**THE PROBLEM:** Go through the entries below and print each one exactly, leaving out pictures.

Source records:
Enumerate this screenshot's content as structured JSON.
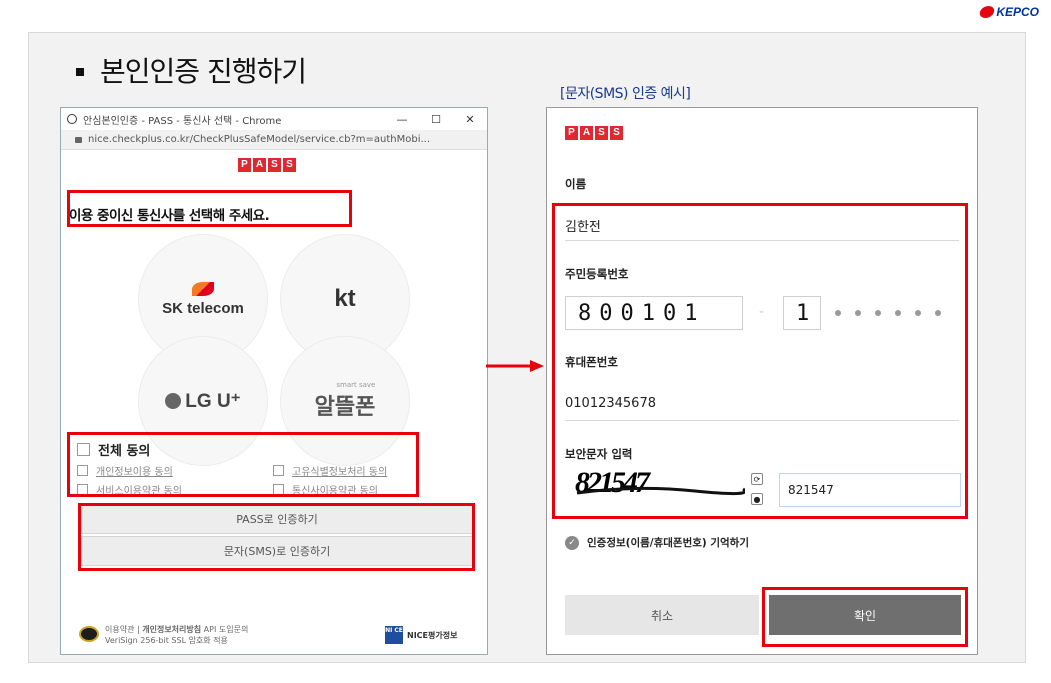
{
  "brand": {
    "logo_text": "KEPCO"
  },
  "slide": {
    "title": "본인인증 진행하기",
    "sms_caption": "[문자(SMS) 인증 예시]"
  },
  "browser": {
    "window_title": "안심본인인증 - PASS - 통신사 선택 - Chrome",
    "window_buttons": [
      "—",
      "☐",
      "✕"
    ],
    "url": "nice.checkplus.co.kr/CheckPlusSafeModel/service.cb?m=authMobi...",
    "pass_logo": [
      "P",
      "A",
      "S",
      "S"
    ],
    "prompt": "이용 중이신 통신사를 선택해 주세요.",
    "carriers": [
      {
        "id": "skt",
        "label": "SK telecom"
      },
      {
        "id": "kt",
        "label": "kt"
      },
      {
        "id": "lgu",
        "label": "LG U⁺"
      },
      {
        "id": "mvno",
        "label": "알뜰폰",
        "sublabel": "smart save"
      }
    ],
    "consent_all": "전체 동의",
    "consents": [
      "개인정보이용 동의",
      "고유식별정보처리 동의",
      "서비스이용약관 동의",
      "통신사이용약관 동의"
    ],
    "pass_auth_label": "PASS로 인증하기",
    "sms_auth_label": "문자(SMS)로 인증하기",
    "footer": {
      "terms": "이용약관",
      "privacy": "개인정보처리방침",
      "api": "API 도입문의",
      "ssl": "VeriSign 256-bit SSL 암호화 적용",
      "nice": "NICE평가정보",
      "nice_mark": "NI CE"
    }
  },
  "sms": {
    "pass_logo": [
      "P",
      "A",
      "S",
      "S"
    ],
    "name_label": "이름",
    "name_value": "김한전",
    "rrn_label": "주민등록번호",
    "rrn_front": "800101",
    "rrn_separator": "-",
    "rrn_back_first": "1",
    "phone_label": "휴대폰번호",
    "phone_value": "01012345678",
    "captcha_label": "보안문자 입력",
    "captcha_image_text": "821547",
    "captcha_input": "821547",
    "remember_label": "인증정보(이름/휴대폰번호) 기억하기",
    "cancel_label": "취소",
    "confirm_label": "확인"
  },
  "colors": {
    "highlight": "#e8000b",
    "pass_red": "#e3262f",
    "caption_blue": "#1a3a8f"
  }
}
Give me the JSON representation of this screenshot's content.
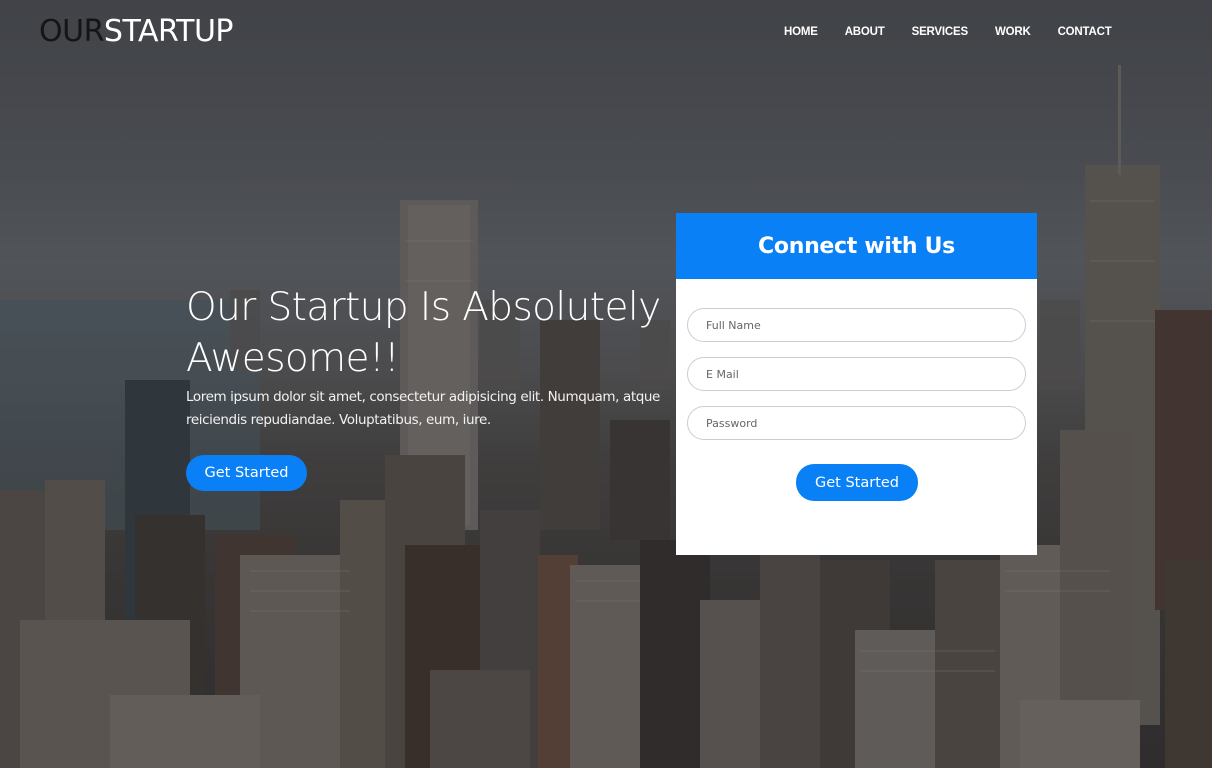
{
  "brand": {
    "part_dark": "OUR",
    "part_light": "STARTUP"
  },
  "nav": {
    "items": [
      "HOME",
      "ABOUT",
      "SERVICES",
      "WORK",
      "CONTACT"
    ]
  },
  "hero": {
    "title": "Our Startup Is Absolutely Awesome!!",
    "text": "Lorem ipsum dolor sit amet, consectetur adipisicing elit. Numquam, atque reiciendis repudiandae. Voluptatibus, eum, iure.",
    "button_label": "Get Started"
  },
  "form": {
    "title": "Connect with Us",
    "fields": {
      "full_name": {
        "placeholder": "Full Name",
        "value": ""
      },
      "email": {
        "placeholder": "E Mail",
        "value": ""
      },
      "password": {
        "placeholder": "Password",
        "value": ""
      }
    },
    "button_label": "Get Started"
  },
  "colors": {
    "accent": "#0a80f6",
    "card_bg": "#ffffff",
    "brand_dark": "#151515"
  }
}
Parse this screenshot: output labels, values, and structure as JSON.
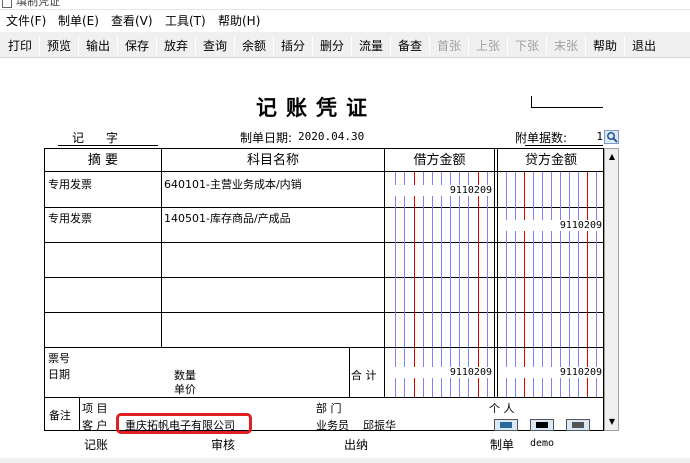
{
  "window": {
    "title": "填制凭证"
  },
  "menu": [
    "文件(F)",
    "制单(E)",
    "查看(V)",
    "工具(T)",
    "帮助(H)"
  ],
  "toolbar": {
    "buttons": [
      {
        "label": "打印",
        "enabled": true
      },
      {
        "label": "预览",
        "enabled": true
      },
      {
        "label": "输出",
        "enabled": true
      },
      {
        "label": "保存",
        "enabled": true
      },
      {
        "label": "放弃",
        "enabled": true
      },
      {
        "label": "查询",
        "enabled": true
      },
      {
        "label": "余额",
        "enabled": true
      },
      {
        "label": "插分",
        "enabled": true
      },
      {
        "label": "删分",
        "enabled": true
      },
      {
        "label": "流量",
        "enabled": true
      },
      {
        "label": "备查",
        "enabled": true
      },
      {
        "label": "首张",
        "enabled": false
      },
      {
        "label": "上张",
        "enabled": false
      },
      {
        "label": "下张",
        "enabled": false
      },
      {
        "label": "末张",
        "enabled": false
      },
      {
        "label": "帮助",
        "enabled": true
      },
      {
        "label": "退出",
        "enabled": true
      }
    ]
  },
  "voucher": {
    "title": "记账凭证",
    "type_label": "记",
    "number_label": "字",
    "date_label": "制单日期:",
    "date": "2020.04.30",
    "attachments_label": "附单据数:",
    "attachments": "1",
    "columns": {
      "summary": "摘 要",
      "account": "科目名称",
      "debit": "借方金额",
      "credit": "贷方金额"
    },
    "entries": [
      {
        "summary": "专用发票",
        "account": "640101-主营业务成本/内销",
        "debit": "9110209",
        "credit": ""
      },
      {
        "summary": "专用发票",
        "account": "140501-库存商品/产成品",
        "debit": "",
        "credit": "9110209"
      },
      {
        "summary": "",
        "account": "",
        "debit": "",
        "credit": ""
      },
      {
        "summary": "",
        "account": "",
        "debit": "",
        "credit": ""
      },
      {
        "summary": "",
        "account": "",
        "debit": "",
        "credit": ""
      }
    ],
    "bill_no_label": "票号",
    "bill_date_label": "日期",
    "qty_label": "数量",
    "price_label": "单价",
    "total_label": "合 计",
    "total_debit": "9110209",
    "total_credit": "9110209",
    "remarks_label": "备注",
    "project_label": "项 目",
    "dept_label": "部 门",
    "person_label": "个 人",
    "customer_label": "客 户",
    "customer": "重庆拓帆电子有限公司",
    "salesman_label": "业务员",
    "salesman": "邱振华"
  },
  "footer": {
    "bookkeeper_label": "记账",
    "auditor_label": "审核",
    "cashier_label": "出纳",
    "maker_label": "制单",
    "maker": "demo"
  },
  "colors": {
    "highlight": "#e02020",
    "grid_blue": "#8080ff",
    "grid_red": "#e00000"
  }
}
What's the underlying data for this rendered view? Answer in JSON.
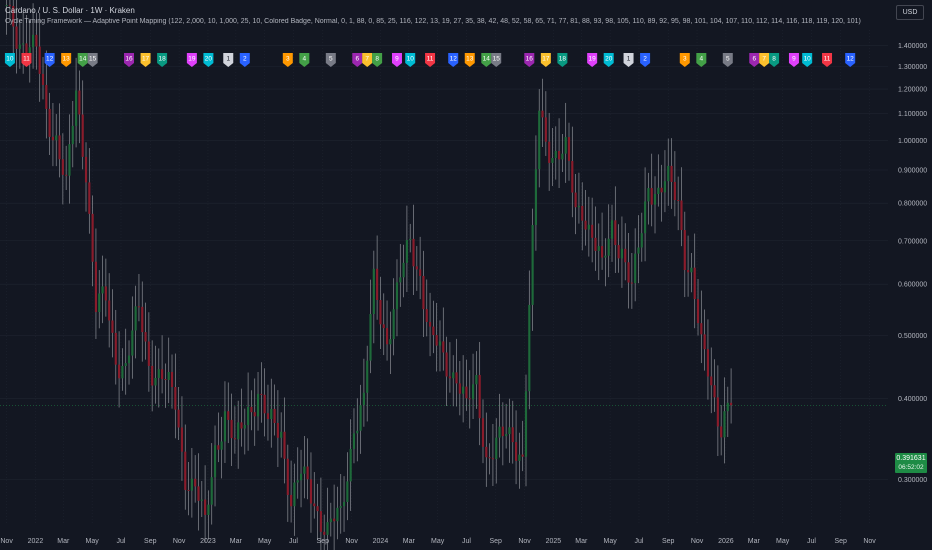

**RESULT OF THE EXERCISE:**
Enumerate this screenshot's content as structured JSON.
{
  "brand": {
    "logo_text": "KEPCO"
  },
  "slide": {
    "title": "본인인증 진행하기",
    "sms_caption": "[문자(SMS) 인증 예시]"
  },
  "browser": {
    "window_title": "안심본인인증 - PASS - 통신사 선택 - Chrome",
    "window_buttons": [
      "—",
      "☐",
      "✕"
    ],
    "url": "nice.checkplus.co.kr/CheckPlusSafeModel/service.cb?m=authMobi...",
    "pass_logo": [
      "P",
      "A",
      "S",
      "S"
    ],
    "prompt": "이용 중이신 통신사를 선택해 주세요.",
    "carriers": [
      {
        "id": "skt",
        "label": "SK telecom"
      },
      {
        "id": "kt",
        "label": "kt"
      },
      {
        "id": "lgu",
        "label": "LG U⁺"
      },
      {
        "id": "mvno",
        "label": "알뜰폰",
        "sublabel": "smart save"
      }
    ],
    "consent_all": "전체 동의",
    "consents": [
      "개인정보이용 동의",
      "고유식별정보처리 동의",
      "서비스이용약관 동의",
      "통신사이용약관 동의"
    ],
    "pass_auth_label": "PASS로 인증하기",
    "sms_auth_label": "문자(SMS)로 인증하기",
    "footer": {
      "terms": "이용약관",
      "privacy": "개인정보처리방침",
      "api": "API 도입문의",
      "ssl": "VeriSign 256-bit SSL 암호화 적용",
      "nice": "NICE평가정보",
      "nice_mark": "NI CE"
    }
  },
  "sms": {
    "pass_logo": [
      "P",
      "A",
      "S",
      "S"
    ],
    "name_label": "이름",
    "name_value": "김한전",
    "rrn_label": "주민등록번호",
    "rrn_front": "800101",
    "rrn_separator": "-",
    "rrn_back_first": "1",
    "phone_label": "휴대폰번호",
    "phone_value": "01012345678",
    "captcha_label": "보안문자 입력",
    "captcha_image_text": "821547",
    "captcha_input": "821547",
    "remember_label": "인증정보(이름/휴대폰번호) 기억하기",
    "cancel_label": "취소",
    "confirm_label": "확인"
  },
  "colors": {
    "highlight": "#e8000b",
    "pass_red": "#e3262f",
    "caption_blue": "#1a3a8f"
  }
}
Give me the JSON representation of this screenshot's content.
{
  "brand": {
    "part_dark": "OUR",
    "part_light": "STARTUP"
  },
  "nav": {
    "items": [
      "HOME",
      "ABOUT",
      "SERVICES",
      "WORK",
      "CONTACT"
    ]
  },
  "hero": {
    "title": "Our Startup Is Absolutely Awesome!!",
    "text": "Lorem ipsum dolor sit amet, consectetur adipisicing elit. Numquam, atque reiciendis repudiandae. Voluptatibus, eum, iure.",
    "button_label": "Get Started"
  },
  "form": {
    "title": "Connect with Us",
    "fields": {
      "full_name": {
        "placeholder": "Full Name",
        "value": ""
      },
      "email": {
        "placeholder": "E Mail",
        "value": ""
      },
      "password": {
        "placeholder": "Password",
        "value": ""
      }
    },
    "button_label": "Get Started"
  },
  "colors": {
    "accent": "#0a80f6",
    "card_bg": "#ffffff",
    "brand_dark": "#151515"
  }
}
Parse this screenshot: output labels, values, and structure as JSON.
{
  "window": {
    "title": "填制凭证"
  },
  "menu": [
    "文件(F)",
    "制单(E)",
    "查看(V)",
    "工具(T)",
    "帮助(H)"
  ],
  "toolbar": {
    "buttons": [
      {
        "label": "打印",
        "enabled": true
      },
      {
        "label": "预览",
        "enabled": true
      },
      {
        "label": "输出",
        "enabled": true
      },
      {
        "label": "保存",
        "enabled": true
      },
      {
        "label": "放弃",
        "enabled": true
      },
      {
        "label": "查询",
        "enabled": true
      },
      {
        "label": "余额",
        "enabled": true
      },
      {
        "label": "插分",
        "enabled": true
      },
      {
        "label": "删分",
        "enabled": true
      },
      {
        "label": "流量",
        "enabled": true
      },
      {
        "label": "备查",
        "enabled": true
      },
      {
        "label": "首张",
        "enabled": false
      },
      {
        "label": "上张",
        "enabled": false
      },
      {
        "label": "下张",
        "enabled": false
      },
      {
        "label": "末张",
        "enabled": false
      },
      {
        "label": "帮助",
        "enabled": true
      },
      {
        "label": "退出",
        "enabled": true
      }
    ]
  },
  "voucher": {
    "title": "记账凭证",
    "type_label": "记",
    "number_label": "字",
    "date_label": "制单日期:",
    "date": "2020.04.30",
    "attachments_label": "附单据数:",
    "attachments": "1",
    "columns": {
      "summary": "摘 要",
      "account": "科目名称",
      "debit": "借方金额",
      "credit": "贷方金额"
    },
    "entries": [
      {
        "summary": "专用发票",
        "account": "640101-主营业务成本/内销",
        "debit": "9110209",
        "credit": ""
      },
      {
        "summary": "专用发票",
        "account": "140501-库存商品/产成品",
        "debit": "",
        "credit": "9110209"
      },
      {
        "summary": "",
        "account": "",
        "debit": "",
        "credit": ""
      },
      {
        "summary": "",
        "account": "",
        "debit": "",
        "credit": ""
      },
      {
        "summary": "",
        "account": "",
        "debit": "",
        "credit": ""
      }
    ],
    "bill_no_label": "票号",
    "bill_date_label": "日期",
    "qty_label": "数量",
    "price_label": "单价",
    "total_label": "合 计",
    "total_debit": "9110209",
    "total_credit": "9110209",
    "remarks_label": "备注",
    "project_label": "项 目",
    "dept_label": "部 门",
    "person_label": "个 人",
    "customer_label": "客 户",
    "customer": "重庆拓帆电子有限公司",
    "salesman_label": "业务员",
    "salesman": "邱振华"
  },
  "footer": {
    "bookkeeper_label": "记账",
    "auditor_label": "审核",
    "cashier_label": "出纳",
    "maker_label": "制单",
    "maker": "demo"
  },
  "colors": {
    "highlight": "#e02020",
    "grid_blue": "#8080ff",
    "grid_red": "#e00000"
  }
}
What's the underlying data for this rendered view? Answer in JSON.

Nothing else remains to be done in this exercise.